**TASK PROMPT**. Transcribe all records exactly.

**EXTRACTED ENTRIES**.
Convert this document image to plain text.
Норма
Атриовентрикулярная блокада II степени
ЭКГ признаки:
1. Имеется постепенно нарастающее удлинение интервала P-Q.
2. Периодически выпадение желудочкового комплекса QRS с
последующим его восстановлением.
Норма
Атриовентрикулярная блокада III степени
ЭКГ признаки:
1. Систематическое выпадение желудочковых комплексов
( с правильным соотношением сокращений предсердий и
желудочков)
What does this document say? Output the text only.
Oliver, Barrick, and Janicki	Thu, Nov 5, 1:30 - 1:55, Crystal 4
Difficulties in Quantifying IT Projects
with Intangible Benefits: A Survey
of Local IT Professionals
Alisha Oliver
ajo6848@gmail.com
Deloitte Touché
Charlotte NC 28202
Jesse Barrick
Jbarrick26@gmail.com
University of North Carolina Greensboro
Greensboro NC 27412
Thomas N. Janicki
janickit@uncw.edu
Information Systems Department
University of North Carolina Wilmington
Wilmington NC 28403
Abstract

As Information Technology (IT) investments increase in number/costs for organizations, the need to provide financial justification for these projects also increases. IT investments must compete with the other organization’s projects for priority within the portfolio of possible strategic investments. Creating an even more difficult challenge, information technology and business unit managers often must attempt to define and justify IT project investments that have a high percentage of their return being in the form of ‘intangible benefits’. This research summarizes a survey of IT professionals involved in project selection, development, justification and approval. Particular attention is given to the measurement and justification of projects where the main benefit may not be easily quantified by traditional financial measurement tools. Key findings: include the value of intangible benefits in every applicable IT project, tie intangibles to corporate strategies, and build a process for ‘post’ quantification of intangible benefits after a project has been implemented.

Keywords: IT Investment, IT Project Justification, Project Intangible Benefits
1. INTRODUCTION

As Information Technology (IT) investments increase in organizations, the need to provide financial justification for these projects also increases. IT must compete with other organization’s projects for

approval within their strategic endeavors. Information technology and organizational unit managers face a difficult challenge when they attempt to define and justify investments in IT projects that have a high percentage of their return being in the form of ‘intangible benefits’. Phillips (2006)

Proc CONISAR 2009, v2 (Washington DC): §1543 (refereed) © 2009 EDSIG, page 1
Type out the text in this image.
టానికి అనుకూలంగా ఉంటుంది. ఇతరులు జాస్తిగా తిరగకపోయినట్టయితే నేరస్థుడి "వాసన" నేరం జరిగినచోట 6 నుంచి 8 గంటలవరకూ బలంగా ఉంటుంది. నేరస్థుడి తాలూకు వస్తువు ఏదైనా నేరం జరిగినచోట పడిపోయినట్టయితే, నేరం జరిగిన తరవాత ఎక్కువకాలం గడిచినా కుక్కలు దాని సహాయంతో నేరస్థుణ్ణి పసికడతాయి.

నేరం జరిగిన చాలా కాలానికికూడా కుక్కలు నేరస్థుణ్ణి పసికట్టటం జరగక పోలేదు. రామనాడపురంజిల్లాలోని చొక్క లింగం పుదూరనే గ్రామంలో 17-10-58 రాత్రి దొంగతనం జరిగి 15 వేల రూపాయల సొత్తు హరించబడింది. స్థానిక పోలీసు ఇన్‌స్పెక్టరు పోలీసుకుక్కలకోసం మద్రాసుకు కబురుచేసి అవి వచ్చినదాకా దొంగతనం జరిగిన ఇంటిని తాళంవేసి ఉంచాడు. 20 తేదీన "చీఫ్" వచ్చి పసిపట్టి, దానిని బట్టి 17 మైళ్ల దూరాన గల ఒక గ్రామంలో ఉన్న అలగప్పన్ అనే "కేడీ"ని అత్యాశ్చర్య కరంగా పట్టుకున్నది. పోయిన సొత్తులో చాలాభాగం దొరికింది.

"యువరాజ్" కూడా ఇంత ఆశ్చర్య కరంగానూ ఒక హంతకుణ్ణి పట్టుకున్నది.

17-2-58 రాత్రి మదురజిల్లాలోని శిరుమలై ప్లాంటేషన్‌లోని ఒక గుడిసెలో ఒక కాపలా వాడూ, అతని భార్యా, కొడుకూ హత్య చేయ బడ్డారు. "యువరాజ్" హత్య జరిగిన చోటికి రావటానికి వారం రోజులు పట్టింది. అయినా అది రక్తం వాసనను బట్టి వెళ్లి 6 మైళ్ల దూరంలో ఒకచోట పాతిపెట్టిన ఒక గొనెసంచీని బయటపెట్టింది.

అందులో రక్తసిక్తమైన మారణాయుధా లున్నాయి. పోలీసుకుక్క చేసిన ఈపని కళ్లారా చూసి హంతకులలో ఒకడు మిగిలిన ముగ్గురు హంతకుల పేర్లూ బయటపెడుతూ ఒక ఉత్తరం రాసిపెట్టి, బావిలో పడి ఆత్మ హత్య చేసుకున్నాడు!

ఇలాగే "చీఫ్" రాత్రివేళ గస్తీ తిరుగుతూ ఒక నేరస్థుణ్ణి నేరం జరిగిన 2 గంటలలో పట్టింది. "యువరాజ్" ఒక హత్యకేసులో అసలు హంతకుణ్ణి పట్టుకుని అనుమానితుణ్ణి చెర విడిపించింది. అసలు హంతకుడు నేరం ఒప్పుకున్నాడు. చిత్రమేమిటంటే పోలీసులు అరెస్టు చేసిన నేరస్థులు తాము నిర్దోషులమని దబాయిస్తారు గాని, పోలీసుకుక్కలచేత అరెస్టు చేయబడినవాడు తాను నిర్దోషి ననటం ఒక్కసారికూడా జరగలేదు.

**FINISHED EXERCISE**.
Convert this document image to plain text.
Норма
Атриовентрикулярная блокада II степени
ЭКГ признаки:
1. Имеется постепенно нарастающее удлинение интервала P-Q.
2. Периодически выпадение желудочкового комплекса QRS с
последующим его восстановлением.
Норма
Атриовентрикулярная блокада III степени
ЭКГ признаки:
1. Систематическое выпадение желудочковых комплексов
( с правильным соотношением сокращений предсердий и
желудочков)
What does this document say? Output the text only.
Oliver, Barrick, and Janicki	Thu, Nov 5, 1:30 - 1:55, Crystal 4
Difficulties in Quantifying IT Projects
with Intangible Benefits: A Survey
of Local IT Professionals
Alisha Oliver
ajo6848@gmail.com
Deloitte Touché
Charlotte NC 28202
Jesse Barrick
Jbarrick26@gmail.com
University of North Carolina Greensboro
Greensboro NC 27412
Thomas N. Janicki
janickit@uncw.edu
Information Systems Department
University of North Carolina Wilmington
Wilmington NC 28403
Abstract

As Information Technology (IT) investments increase in number/costs for organizations, the need to provide financial justification for these projects also increases. IT investments must compete with the other organization’s projects for priority within the portfolio of possible strategic investments. Creating an even more difficult challenge, information technology and business unit managers often must attempt to define and justify IT project investments that have a high percentage of their return being in the form of ‘intangible benefits’. This research summarizes a survey of IT professionals involved in project selection, development, justification and approval. Particular attention is given to the measurement and justification of projects where the main benefit may not be easily quantified by traditional financial measurement tools. Key findings: include the value of intangible benefits in every applicable IT project, tie intangibles to corporate strategies, and build a process for ‘post’ quantification of intangible benefits after a project has been implemented.

Keywords: IT Investment, IT Project Justification, Project Intangible Benefits
1. INTRODUCTION

As Information Technology (IT) investments increase in organizations, the need to provide financial justification for these projects also increases. IT must compete with other organization’s projects for

approval within their strategic endeavors. Information technology and organizational unit managers face a difficult challenge when they attempt to define and justify investments in IT projects that have a high percentage of their return being in the form of ‘intangible benefits’. Phillips (2006)

Proc CONISAR 2009, v2 (Washington DC): §1543 (refereed) © 2009 EDSIG, page 1
Type out the text in this image.
టానికి అనుకూలంగా ఉంటుంది. ఇతరులు జాస్తిగా తిరగకపోయినట్టయితే నేరస్థుడి "వాసన" నేరం జరిగినచోట 6 నుంచి 8 గంటలవరకూ బలంగా ఉంటుంది. నేరస్థుడి తాలూకు వస్తువు ఏదైనా నేరం జరిగినచోట పడిపోయినట్టయితే, నేరం జరిగిన తరవాత ఎక్కువకాలం గడిచినా కుక్కలు దాని సహాయంతో నేరస్థుణ్ణి పసికడతాయి.

నేరం జరిగిన చాలా కాలానికికూడా కుక్కలు నేరస్థుణ్ణి పసికట్టటం జరగక పోలేదు. రామనాడపురంజిల్లాలోని చొక్క లింగం పుదూరనే గ్రామంలో 17-10-58 రాత్రి దొంగతనం జరిగి 15 వేల రూపాయల సొత్తు హరించబడింది. స్థానిక పోలీసు ఇన్‌స్పెక్టరు పోలీసుకుక్కలకోసం మద్రాసుకు కబురుచేసి అవి వచ్చినదాకా దొంగతనం జరిగిన ఇంటిని తాళంవేసి ఉంచాడు. 20 తేదీన "చీఫ్" వచ్చి పసిపట్టి, దానిని బట్టి 17 మైళ్ల దూరాన గల ఒక గ్రామంలో ఉన్న అలగప్పన్ అనే "కేడీ"ని అత్యాశ్చర్య కరంగా పట్టుకున్నది. పోయిన సొత్తులో చాలాభాగం దొరికింది.

"యువరాజ్" కూడా ఇంత ఆశ్చర్య కరంగానూ ఒక హంతకుణ్ణి పట్టుకున్నది.

17-2-58 రాత్రి మదురజిల్లాలోని శిరుమలై ప్లాంటేషన్‌లోని ఒక గుడిసెలో ఒక కాపలా వాడూ, అతని భార్యా, కొడుకూ హత్య చేయ బడ్డారు. "యువరాజ్" హత్య జరిగిన చోటికి రావటానికి వారం రోజులు పట్టింది. అయినా అది రక్తం వాసనను బట్టి వెళ్లి 6 మైళ్ల దూరంలో ఒకచోట పాతిపెట్టిన ఒక గొనెసంచీని బయటపెట్టింది.

అందులో రక్తసిక్తమైన మారణాయుధా లున్నాయి. పోలీసుకుక్క చేసిన ఈపని కళ్లారా చూసి హంతకులలో ఒకడు మిగిలిన ముగ్గురు హంతకుల పేర్లూ బయటపెడుతూ ఒక ఉత్తరం రాసిపెట్టి, బావిలో పడి ఆత్మ హత్య చేసుకున్నాడు!

ఇలాగే "చీఫ్" రాత్రివేళ గస్తీ తిరుగుతూ ఒక నేరస్థుణ్ణి నేరం జరిగిన 2 గంటలలో పట్టింది. "యువరాజ్" ఒక హత్యకేసులో అసలు హంతకుణ్ణి పట్టుకుని అనుమానితుణ్ణి చెర విడిపించింది. అసలు హంతకుడు నేరం ఒప్పుకున్నాడు. చిత్రమేమిటంటే పోలీసులు అరెస్టు చేసిన నేరస్థులు తాము నిర్దోషులమని దబాయిస్తారు గాని, పోలీసుకుక్కలచేత అరెస్టు చేయబడినవాడు తాను నిర్దోషి ననటం ఒక్కసారికూడా జరగలేదు.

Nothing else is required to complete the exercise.